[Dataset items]
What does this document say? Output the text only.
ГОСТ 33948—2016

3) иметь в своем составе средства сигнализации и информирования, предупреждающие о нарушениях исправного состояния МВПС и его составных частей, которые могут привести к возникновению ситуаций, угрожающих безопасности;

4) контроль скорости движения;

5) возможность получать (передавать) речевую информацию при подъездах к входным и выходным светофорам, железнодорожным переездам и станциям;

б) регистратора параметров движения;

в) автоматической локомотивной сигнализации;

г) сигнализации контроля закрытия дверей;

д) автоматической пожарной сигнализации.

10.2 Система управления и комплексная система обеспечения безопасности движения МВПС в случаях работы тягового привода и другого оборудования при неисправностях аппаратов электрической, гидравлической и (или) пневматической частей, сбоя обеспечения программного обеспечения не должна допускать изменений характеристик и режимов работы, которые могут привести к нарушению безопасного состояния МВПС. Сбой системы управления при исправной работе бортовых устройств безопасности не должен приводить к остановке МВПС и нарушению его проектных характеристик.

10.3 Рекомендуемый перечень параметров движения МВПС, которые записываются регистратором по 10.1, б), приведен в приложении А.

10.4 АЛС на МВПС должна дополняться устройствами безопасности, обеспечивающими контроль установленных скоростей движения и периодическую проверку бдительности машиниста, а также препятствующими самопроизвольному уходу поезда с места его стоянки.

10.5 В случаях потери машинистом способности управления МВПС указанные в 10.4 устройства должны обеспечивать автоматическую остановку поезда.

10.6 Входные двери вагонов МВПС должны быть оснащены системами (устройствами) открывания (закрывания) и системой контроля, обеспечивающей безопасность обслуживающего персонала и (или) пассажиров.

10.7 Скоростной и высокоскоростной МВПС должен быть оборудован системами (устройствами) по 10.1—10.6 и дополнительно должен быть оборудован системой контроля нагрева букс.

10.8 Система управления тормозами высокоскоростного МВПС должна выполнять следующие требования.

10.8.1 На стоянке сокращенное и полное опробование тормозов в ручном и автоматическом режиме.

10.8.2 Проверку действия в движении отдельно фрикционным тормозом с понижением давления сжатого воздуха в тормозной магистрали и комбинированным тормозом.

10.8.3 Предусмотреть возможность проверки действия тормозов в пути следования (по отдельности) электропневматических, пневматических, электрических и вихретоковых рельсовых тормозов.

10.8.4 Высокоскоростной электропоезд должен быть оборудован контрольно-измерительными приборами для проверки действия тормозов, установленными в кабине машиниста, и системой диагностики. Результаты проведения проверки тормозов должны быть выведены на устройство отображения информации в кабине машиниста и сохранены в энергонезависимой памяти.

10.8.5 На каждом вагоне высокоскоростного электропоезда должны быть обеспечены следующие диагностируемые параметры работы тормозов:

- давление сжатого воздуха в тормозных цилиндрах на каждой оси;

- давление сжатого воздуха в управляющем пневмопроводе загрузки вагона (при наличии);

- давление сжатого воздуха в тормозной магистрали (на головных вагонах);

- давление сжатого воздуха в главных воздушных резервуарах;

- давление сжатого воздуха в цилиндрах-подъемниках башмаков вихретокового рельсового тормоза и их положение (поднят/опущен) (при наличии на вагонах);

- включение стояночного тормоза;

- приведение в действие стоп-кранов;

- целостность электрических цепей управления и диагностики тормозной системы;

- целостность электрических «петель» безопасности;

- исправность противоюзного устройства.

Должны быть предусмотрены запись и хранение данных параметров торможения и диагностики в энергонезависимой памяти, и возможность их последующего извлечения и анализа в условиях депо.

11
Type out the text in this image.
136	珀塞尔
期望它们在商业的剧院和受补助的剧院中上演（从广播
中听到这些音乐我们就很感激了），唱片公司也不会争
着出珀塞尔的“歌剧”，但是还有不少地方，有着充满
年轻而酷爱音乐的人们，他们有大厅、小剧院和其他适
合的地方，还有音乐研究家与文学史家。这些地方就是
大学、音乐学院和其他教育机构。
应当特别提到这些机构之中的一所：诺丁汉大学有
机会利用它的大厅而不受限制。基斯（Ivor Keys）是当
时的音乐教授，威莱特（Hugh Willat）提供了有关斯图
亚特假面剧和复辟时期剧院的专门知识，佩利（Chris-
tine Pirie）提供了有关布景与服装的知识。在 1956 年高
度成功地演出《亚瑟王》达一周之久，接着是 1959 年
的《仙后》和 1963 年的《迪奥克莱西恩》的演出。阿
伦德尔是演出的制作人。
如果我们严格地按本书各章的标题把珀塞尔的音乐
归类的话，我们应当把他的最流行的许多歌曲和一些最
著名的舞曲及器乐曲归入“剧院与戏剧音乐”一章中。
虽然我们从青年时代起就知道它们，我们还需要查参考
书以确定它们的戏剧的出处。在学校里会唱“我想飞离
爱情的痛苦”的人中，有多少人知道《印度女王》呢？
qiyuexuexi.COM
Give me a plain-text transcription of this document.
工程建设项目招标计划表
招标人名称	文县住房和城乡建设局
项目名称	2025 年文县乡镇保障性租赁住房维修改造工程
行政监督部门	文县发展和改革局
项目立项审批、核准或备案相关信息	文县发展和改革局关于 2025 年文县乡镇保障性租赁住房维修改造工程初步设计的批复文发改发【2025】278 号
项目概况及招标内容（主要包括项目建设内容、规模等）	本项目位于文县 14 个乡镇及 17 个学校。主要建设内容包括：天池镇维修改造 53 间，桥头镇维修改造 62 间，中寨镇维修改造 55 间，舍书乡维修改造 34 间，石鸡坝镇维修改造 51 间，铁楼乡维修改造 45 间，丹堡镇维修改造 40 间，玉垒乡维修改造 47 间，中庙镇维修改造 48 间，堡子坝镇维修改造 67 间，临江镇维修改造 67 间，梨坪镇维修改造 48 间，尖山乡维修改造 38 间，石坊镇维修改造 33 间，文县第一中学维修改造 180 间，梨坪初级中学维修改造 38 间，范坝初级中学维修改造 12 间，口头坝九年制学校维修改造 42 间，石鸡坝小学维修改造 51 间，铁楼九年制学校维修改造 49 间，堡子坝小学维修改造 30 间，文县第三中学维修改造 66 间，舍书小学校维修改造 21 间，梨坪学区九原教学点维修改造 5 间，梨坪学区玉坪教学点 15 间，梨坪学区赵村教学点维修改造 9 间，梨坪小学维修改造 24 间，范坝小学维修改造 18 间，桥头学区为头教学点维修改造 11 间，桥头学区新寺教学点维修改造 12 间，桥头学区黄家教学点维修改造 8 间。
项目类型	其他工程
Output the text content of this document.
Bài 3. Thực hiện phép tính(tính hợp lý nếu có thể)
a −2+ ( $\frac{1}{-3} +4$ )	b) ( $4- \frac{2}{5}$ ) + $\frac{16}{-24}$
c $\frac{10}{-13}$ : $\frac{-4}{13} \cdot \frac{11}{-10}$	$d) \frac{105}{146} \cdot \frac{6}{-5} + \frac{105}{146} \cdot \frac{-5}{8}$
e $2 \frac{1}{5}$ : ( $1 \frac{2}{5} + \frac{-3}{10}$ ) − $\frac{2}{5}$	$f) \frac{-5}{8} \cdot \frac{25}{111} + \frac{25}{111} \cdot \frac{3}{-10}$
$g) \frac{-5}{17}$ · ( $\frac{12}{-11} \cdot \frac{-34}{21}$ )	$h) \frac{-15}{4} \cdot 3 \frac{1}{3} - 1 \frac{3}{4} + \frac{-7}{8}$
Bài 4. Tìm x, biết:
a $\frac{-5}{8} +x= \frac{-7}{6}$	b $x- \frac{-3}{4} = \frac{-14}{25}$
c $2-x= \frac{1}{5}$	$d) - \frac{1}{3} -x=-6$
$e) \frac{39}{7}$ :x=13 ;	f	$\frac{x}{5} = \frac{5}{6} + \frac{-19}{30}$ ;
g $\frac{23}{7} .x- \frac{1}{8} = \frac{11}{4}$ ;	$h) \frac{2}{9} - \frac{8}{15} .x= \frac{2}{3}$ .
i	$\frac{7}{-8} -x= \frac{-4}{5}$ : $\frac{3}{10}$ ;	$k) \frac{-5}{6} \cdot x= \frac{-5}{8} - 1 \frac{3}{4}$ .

TASK DESCRIPTION
Your answer should be a single number: the count of lines that contain "наличии".

WORKED ANSWER
2